(TASK INSTRUCTIONS) Copy the data precisely, character for character, and leave out every picture.

(RAW RECORDS)
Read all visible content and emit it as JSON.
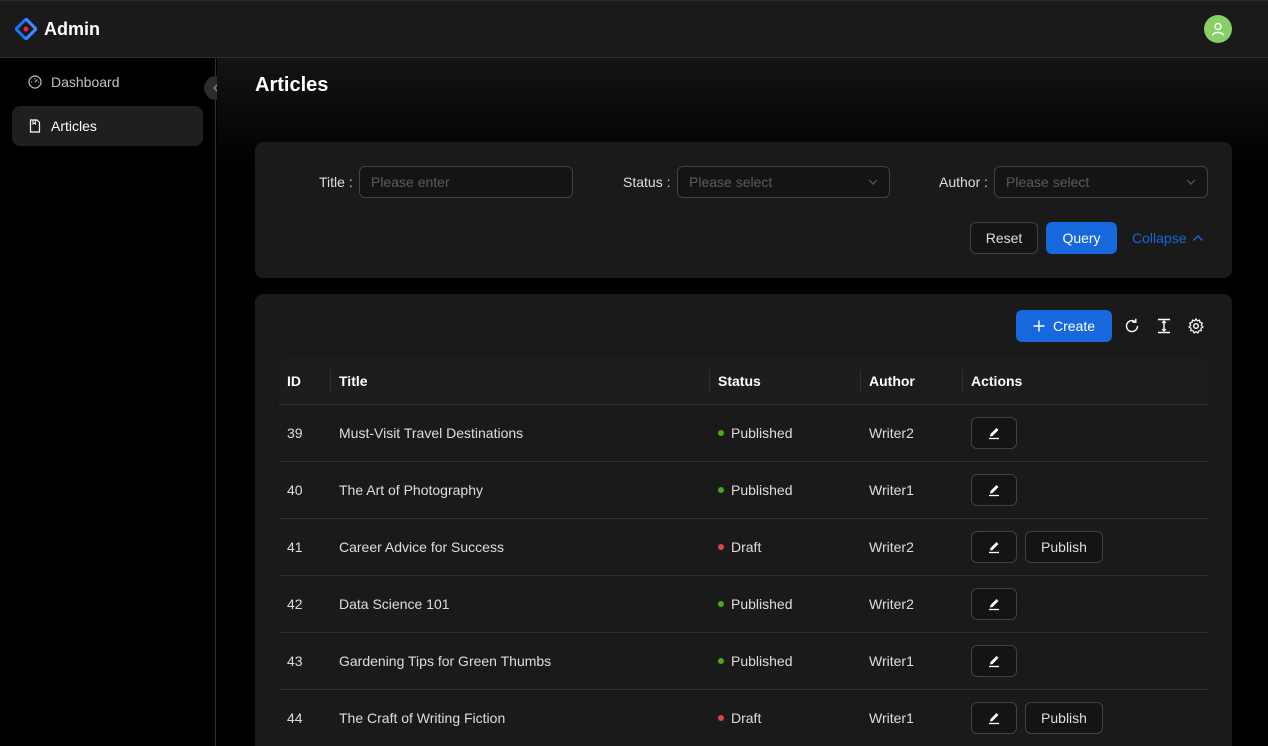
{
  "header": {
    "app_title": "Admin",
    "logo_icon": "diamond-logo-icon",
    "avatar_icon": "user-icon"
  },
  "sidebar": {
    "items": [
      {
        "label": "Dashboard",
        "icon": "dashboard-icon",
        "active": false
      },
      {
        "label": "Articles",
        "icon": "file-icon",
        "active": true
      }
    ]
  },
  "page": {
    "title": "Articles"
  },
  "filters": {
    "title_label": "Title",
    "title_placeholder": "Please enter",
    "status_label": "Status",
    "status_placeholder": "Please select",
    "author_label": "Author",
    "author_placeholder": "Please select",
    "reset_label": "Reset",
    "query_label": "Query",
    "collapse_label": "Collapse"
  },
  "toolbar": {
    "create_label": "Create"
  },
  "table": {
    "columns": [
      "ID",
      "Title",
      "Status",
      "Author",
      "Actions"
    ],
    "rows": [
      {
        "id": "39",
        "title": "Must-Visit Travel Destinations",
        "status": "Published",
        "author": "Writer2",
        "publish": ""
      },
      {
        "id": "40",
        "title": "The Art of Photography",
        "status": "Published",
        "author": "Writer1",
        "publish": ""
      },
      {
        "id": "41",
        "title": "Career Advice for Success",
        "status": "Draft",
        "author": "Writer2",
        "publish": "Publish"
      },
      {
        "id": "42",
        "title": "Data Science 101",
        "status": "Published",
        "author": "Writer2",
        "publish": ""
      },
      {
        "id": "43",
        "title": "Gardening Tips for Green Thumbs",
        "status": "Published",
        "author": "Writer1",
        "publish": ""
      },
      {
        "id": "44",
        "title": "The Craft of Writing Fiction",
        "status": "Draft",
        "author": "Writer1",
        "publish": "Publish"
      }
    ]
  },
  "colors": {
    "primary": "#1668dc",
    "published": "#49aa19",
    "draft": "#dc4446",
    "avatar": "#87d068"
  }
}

(EXERCISE OUTPUT)
Read all visible content and emit it as JSON.
{
  "header": {
    "app_title": "Admin",
    "logo_icon": "diamond-logo-icon",
    "avatar_icon": "user-icon"
  },
  "sidebar": {
    "items": [
      {
        "label": "Dashboard",
        "icon": "dashboard-icon",
        "active": false
      },
      {
        "label": "Articles",
        "icon": "file-icon",
        "active": true
      }
    ]
  },
  "page": {
    "title": "Articles"
  },
  "filters": {
    "title_label": "Title",
    "title_placeholder": "Please enter",
    "status_label": "Status",
    "status_placeholder": "Please select",
    "author_label": "Author",
    "author_placeholder": "Please select",
    "reset_label": "Reset",
    "query_label": "Query",
    "collapse_label": "Collapse"
  },
  "toolbar": {
    "create_label": "Create"
  },
  "table": {
    "columns": [
      "ID",
      "Title",
      "Status",
      "Author",
      "Actions"
    ],
    "rows": [
      {
        "id": "39",
        "title": "Must-Visit Travel Destinations",
        "status": "Published",
        "author": "Writer2",
        "publish": ""
      },
      {
        "id": "40",
        "title": "The Art of Photography",
        "status": "Published",
        "author": "Writer1",
        "publish": ""
      },
      {
        "id": "41",
        "title": "Career Advice for Success",
        "status": "Draft",
        "author": "Writer2",
        "publish": "Publish"
      },
      {
        "id": "42",
        "title": "Data Science 101",
        "status": "Published",
        "author": "Writer2",
        "publish": ""
      },
      {
        "id": "43",
        "title": "Gardening Tips for Green Thumbs",
        "status": "Published",
        "author": "Writer1",
        "publish": ""
      },
      {
        "id": "44",
        "title": "The Craft of Writing Fiction",
        "status": "Draft",
        "author": "Writer1",
        "publish": "Publish"
      }
    ]
  },
  "colors": {
    "primary": "#1668dc",
    "published": "#49aa19",
    "draft": "#dc4446",
    "avatar": "#87d068"
  }
}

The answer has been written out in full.